INSTRUCTION: Turn every line of the items below into a numbered list, skipping blank lines and leaving the pictures out.

Portion of a data file:

───

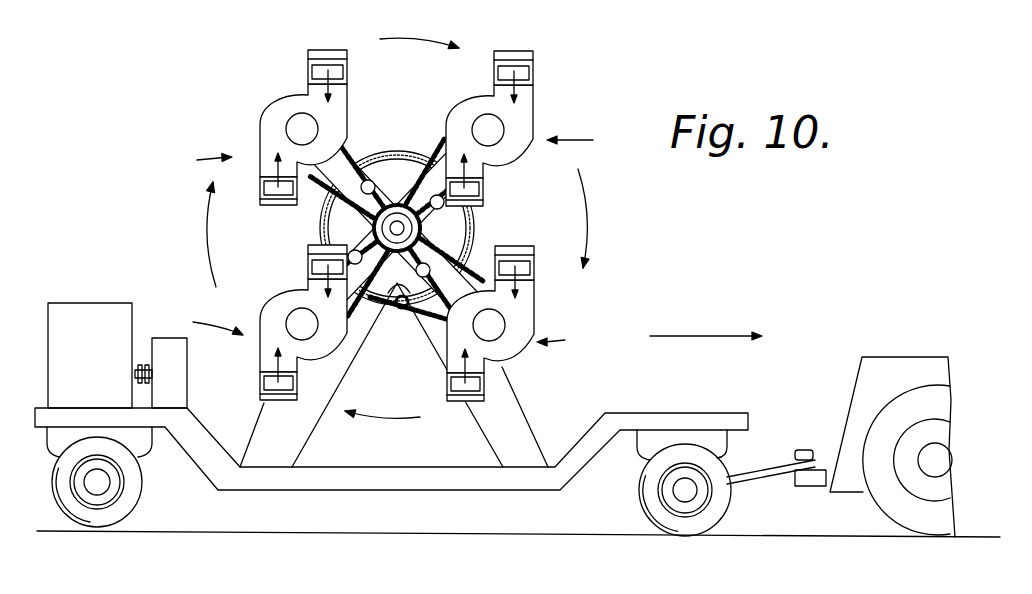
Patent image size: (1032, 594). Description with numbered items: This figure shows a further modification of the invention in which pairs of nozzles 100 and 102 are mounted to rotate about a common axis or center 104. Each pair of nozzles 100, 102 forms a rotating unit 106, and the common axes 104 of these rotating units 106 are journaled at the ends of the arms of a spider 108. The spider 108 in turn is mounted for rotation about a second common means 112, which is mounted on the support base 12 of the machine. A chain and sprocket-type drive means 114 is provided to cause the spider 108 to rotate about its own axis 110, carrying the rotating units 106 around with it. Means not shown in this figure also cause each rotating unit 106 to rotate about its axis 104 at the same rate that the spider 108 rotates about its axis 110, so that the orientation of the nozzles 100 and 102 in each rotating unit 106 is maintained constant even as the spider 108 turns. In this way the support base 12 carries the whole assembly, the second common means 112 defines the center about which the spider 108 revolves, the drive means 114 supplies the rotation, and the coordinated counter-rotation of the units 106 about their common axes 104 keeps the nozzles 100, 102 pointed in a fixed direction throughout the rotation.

The support base 12 is at (372, 485).
The nozzle 100 is at (312, 54).
The nozzle 102 is at (484, 192).
The common axis or center 104 is at (287, 126).
The rotating unit 106 is at (393, 242).
The spider 108 is at (357, 152).
The axis of the spider 110 is at (400, 228).
The second common means 112 is at (298, 437).
The chain and sprocket-type drive means 114 is at (400, 318).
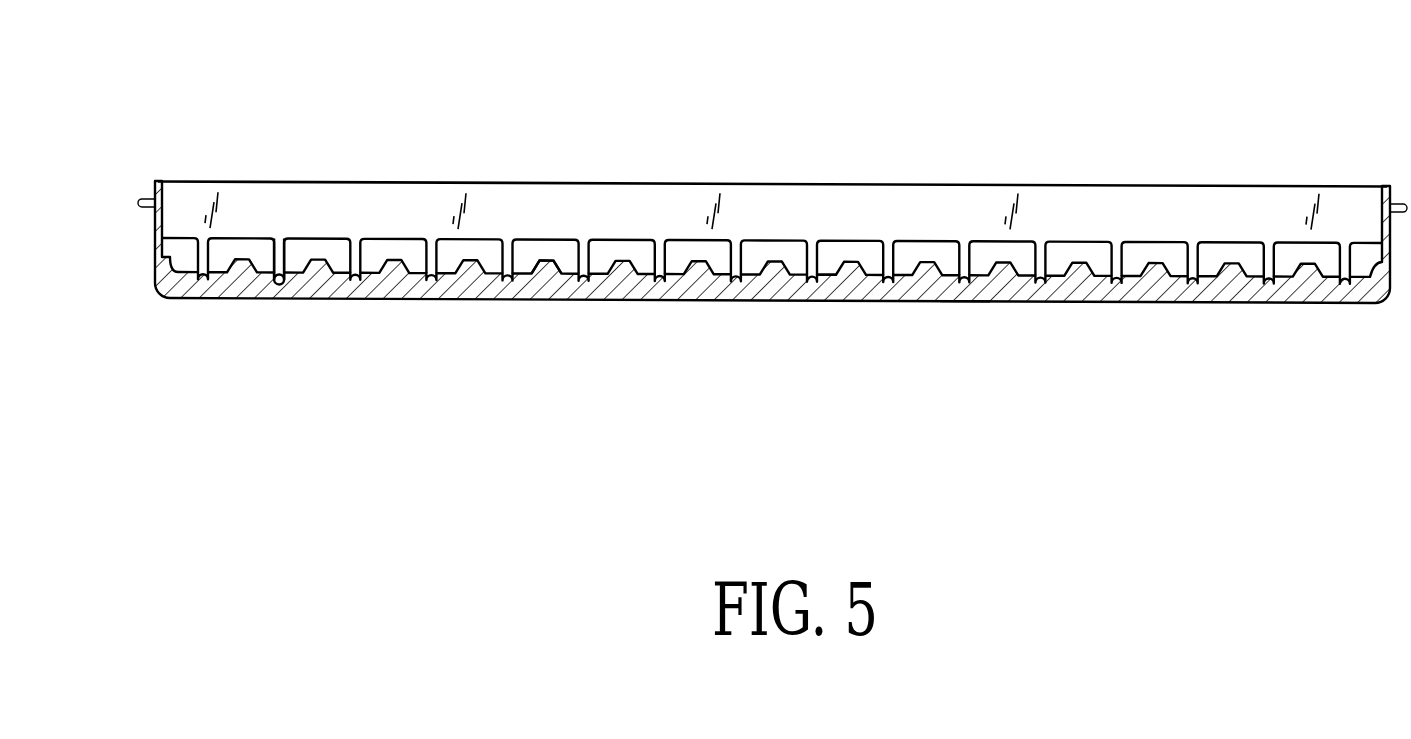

───

CORRECT ANSWER:
1. Patent image size: (1032, 594). Description with numbered items: This figure shows a further modification of the invention in which pairs of nozzles 100 and 102 are mounted to rotate about a common axis or center 104. Each pair of nozzles 100, 102 forms a rotating unit 106, and the common axes 104 of these rotating units 106 are journaled at the ends of the arms of a spider 108. The spider 108 in turn is mounted for rotation about a second common means 112, which is mounted on the support base 12 of the machine. A chain and sprocket-type drive means 114 is provided to cause the spider 108 to rotate about its own axis 110, carrying the rotating units 106 around with it. Means not shown in this figure also cause each rotating unit 106 to rotate about its axis 104 at the same rate that the spider 108 rotates about its axis 110, so that the orientation of the nozzles 100 and 102 in each rotating unit 106 is maintained constant even as the spider 108 turns. In this way the support base 12 carries the whole assembly, the second common means 112 defines the center about which the spider 108 revolves, the drive means 114 supplies the rotation, and the coordinated counter-rotation of the units 106 about their common axes 104 keeps the nozzles 100, 102 pointed in a fixed direction throughout the rotation.
2. The support base 12 is at (372, 485).
3. The nozzle 100 is at (312, 54).
4. The nozzle 102 is at (484, 192).
5. The common axis or center 104 is at (287, 126).
6. The rotating unit 106 is at (393, 242).
7. The spider 108 is at (357, 152).
8. The axis of the spider 110 is at (400, 228).
9. The second common means 112 is at (298, 437).
10. The chain and sprocket-type drive means 114 is at (400, 318).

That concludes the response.